(Stored records)
====

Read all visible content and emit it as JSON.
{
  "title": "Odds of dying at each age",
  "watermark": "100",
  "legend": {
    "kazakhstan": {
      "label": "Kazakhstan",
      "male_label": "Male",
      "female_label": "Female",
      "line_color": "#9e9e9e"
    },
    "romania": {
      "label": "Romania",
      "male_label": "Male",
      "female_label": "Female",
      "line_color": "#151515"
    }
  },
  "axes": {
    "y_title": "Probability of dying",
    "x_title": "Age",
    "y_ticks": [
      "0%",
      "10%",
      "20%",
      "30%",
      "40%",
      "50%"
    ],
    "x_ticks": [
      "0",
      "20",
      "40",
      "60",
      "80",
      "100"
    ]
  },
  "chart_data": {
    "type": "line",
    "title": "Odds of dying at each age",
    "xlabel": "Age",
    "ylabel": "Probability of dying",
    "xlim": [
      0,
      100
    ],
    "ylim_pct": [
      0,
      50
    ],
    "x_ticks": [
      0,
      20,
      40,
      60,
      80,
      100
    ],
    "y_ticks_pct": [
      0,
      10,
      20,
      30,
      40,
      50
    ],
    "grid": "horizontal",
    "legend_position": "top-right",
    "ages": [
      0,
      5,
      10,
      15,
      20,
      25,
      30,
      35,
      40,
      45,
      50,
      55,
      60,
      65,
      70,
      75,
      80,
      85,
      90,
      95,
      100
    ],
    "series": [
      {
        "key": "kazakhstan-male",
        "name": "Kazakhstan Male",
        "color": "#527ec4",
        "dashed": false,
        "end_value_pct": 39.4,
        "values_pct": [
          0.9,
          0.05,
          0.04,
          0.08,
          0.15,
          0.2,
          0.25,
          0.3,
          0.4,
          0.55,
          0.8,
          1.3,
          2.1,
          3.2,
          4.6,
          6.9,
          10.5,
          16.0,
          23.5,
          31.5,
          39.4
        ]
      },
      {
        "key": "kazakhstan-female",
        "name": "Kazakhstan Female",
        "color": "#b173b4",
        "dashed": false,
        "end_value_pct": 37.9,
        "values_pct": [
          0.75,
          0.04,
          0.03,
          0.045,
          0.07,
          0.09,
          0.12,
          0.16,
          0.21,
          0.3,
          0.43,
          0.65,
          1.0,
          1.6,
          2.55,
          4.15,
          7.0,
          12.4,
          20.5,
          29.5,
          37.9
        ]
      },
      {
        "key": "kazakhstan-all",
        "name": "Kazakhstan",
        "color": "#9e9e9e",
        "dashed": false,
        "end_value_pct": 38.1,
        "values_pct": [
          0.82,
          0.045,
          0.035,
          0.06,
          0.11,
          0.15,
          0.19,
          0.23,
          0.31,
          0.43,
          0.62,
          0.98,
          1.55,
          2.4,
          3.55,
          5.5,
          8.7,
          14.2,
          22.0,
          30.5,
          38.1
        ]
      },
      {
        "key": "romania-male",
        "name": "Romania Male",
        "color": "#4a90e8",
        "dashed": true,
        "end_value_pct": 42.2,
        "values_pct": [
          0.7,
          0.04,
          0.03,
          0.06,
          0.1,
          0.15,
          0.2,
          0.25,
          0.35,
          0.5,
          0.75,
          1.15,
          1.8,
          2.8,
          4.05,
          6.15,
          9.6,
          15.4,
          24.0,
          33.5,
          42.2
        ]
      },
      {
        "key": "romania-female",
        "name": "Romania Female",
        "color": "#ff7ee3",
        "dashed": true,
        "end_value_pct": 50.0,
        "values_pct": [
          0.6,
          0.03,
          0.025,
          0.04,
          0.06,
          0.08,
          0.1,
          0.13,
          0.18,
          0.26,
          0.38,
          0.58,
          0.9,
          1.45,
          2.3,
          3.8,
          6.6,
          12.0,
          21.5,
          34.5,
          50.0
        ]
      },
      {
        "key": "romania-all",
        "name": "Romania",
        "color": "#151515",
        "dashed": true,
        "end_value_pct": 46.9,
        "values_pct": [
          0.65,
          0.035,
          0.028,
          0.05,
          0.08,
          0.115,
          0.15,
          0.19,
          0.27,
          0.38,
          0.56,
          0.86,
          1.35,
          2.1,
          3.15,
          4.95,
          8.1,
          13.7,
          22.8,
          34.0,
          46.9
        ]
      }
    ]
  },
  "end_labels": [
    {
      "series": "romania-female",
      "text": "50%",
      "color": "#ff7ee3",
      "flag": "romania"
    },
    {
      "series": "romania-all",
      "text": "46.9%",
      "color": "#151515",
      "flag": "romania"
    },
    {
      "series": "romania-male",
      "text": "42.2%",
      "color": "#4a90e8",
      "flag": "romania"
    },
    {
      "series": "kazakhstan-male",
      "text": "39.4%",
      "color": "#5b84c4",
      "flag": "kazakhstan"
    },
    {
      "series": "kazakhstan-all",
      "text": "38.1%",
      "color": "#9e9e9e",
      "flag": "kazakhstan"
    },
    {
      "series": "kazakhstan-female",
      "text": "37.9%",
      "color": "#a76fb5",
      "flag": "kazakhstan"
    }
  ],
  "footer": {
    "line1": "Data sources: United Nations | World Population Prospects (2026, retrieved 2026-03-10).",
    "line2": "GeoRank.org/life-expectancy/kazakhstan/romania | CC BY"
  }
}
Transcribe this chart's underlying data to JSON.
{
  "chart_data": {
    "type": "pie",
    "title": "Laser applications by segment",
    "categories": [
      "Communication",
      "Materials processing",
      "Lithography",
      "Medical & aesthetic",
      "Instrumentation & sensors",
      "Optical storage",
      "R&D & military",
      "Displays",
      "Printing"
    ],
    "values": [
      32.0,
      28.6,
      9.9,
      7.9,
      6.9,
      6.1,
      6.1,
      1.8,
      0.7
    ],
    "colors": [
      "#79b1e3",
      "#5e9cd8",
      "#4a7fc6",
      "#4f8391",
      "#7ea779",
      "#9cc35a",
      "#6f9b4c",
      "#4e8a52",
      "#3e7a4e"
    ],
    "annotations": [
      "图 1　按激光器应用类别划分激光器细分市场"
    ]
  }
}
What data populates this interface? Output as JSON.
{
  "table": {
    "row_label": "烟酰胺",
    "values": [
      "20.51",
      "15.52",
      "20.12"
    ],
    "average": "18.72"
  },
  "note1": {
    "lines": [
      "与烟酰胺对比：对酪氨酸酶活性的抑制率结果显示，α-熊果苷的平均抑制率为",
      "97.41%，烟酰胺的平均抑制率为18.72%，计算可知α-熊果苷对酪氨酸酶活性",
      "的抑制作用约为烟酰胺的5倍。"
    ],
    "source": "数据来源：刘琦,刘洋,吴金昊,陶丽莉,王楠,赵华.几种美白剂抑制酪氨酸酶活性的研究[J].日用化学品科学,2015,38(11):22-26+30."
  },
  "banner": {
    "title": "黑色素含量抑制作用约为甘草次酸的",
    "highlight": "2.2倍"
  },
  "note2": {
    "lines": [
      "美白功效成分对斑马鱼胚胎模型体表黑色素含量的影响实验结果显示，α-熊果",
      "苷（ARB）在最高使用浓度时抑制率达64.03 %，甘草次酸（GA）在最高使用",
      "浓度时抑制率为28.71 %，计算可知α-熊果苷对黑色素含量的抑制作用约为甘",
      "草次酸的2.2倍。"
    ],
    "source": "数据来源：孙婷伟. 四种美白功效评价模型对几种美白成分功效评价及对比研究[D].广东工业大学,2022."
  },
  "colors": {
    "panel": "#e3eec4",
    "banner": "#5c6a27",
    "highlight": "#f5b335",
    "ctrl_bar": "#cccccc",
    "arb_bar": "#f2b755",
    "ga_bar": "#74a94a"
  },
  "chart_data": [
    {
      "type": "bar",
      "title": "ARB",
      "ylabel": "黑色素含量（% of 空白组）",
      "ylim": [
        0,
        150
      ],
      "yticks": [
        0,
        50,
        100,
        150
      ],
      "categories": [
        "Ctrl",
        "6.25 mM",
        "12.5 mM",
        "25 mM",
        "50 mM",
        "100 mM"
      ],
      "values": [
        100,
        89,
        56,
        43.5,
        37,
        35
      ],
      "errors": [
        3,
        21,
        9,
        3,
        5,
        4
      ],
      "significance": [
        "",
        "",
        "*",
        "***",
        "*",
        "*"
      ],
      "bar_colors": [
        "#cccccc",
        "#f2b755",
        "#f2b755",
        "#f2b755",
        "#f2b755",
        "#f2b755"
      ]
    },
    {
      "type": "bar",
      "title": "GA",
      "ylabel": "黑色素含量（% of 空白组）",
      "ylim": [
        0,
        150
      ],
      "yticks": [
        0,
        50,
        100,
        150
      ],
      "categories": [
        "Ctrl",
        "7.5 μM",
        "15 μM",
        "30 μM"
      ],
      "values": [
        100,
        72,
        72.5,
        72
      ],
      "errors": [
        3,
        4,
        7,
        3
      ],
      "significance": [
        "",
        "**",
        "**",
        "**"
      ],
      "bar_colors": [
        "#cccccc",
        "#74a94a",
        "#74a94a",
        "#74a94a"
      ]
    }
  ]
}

====

**Exercise objective:** Check the data for the word "JSON" and pull out the lines that have it.

**Answer to the problem:**
Read all visible content and emit it as JSON.
Transcribe this chart's underlying data to JSON.
What data populates this interface? Output as JSON.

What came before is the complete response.